SOURCE MATERIAL Block Start

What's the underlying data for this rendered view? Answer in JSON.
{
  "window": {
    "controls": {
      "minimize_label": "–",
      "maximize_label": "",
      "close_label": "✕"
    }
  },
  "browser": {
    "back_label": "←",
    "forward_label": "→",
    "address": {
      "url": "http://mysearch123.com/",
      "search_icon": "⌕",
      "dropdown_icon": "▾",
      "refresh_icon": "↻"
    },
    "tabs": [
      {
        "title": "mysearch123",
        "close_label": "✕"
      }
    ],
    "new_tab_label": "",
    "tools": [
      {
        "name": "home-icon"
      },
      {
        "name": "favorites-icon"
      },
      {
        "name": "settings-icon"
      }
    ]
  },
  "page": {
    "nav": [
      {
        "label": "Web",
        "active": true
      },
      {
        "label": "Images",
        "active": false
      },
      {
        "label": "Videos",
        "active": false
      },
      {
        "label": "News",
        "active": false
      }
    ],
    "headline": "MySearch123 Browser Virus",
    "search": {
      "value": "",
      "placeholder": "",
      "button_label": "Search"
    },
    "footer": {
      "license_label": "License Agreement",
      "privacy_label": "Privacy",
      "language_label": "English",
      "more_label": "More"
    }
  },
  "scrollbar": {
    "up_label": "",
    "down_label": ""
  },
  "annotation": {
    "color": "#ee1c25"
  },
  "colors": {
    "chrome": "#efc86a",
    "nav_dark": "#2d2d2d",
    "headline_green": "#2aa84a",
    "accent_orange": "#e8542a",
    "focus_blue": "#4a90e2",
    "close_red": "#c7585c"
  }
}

SOURCE MATERIAL Block End

- PROBLEM -
Give an exact copy of all the data shown above.

- EXPECTED ANSWER -
What's the underlying data for this rendered view? Answer in JSON.
{
  "window": {
    "controls": {
      "minimize_label": "–",
      "maximize_label": "",
      "close_label": "✕"
    }
  },
  "browser": {
    "back_label": "←",
    "forward_label": "→",
    "address": {
      "url": "http://mysearch123.com/",
      "search_icon": "⌕",
      "dropdown_icon": "▾",
      "refresh_icon": "↻"
    },
    "tabs": [
      {
        "title": "mysearch123",
        "close_label": "✕"
      }
    ],
    "new_tab_label": "",
    "tools": [
      {
        "name": "home-icon"
      },
      {
        "name": "favorites-icon"
      },
      {
        "name": "settings-icon"
      }
    ]
  },
  "page": {
    "nav": [
      {
        "label": "Web",
        "active": true
      },
      {
        "label": "Images",
        "active": false
      },
      {
        "label": "Videos",
        "active": false
      },
      {
        "label": "News",
        "active": false
      }
    ],
    "headline": "MySearch123 Browser Virus",
    "search": {
      "value": "",
      "placeholder": "",
      "button_label": "Search"
    },
    "footer": {
      "license_label": "License Agreement",
      "privacy_label": "Privacy",
      "language_label": "English",
      "more_label": "More"
    }
  },
  "scrollbar": {
    "up_label": "",
    "down_label": ""
  },
  "annotation": {
    "color": "#ee1c25"
  },
  "colors": {
    "chrome": "#efc86a",
    "nav_dark": "#2d2d2d",
    "headline_green": "#2aa84a",
    "accent_orange": "#e8542a",
    "focus_blue": "#4a90e2",
    "close_red": "#c7585c"
  }
}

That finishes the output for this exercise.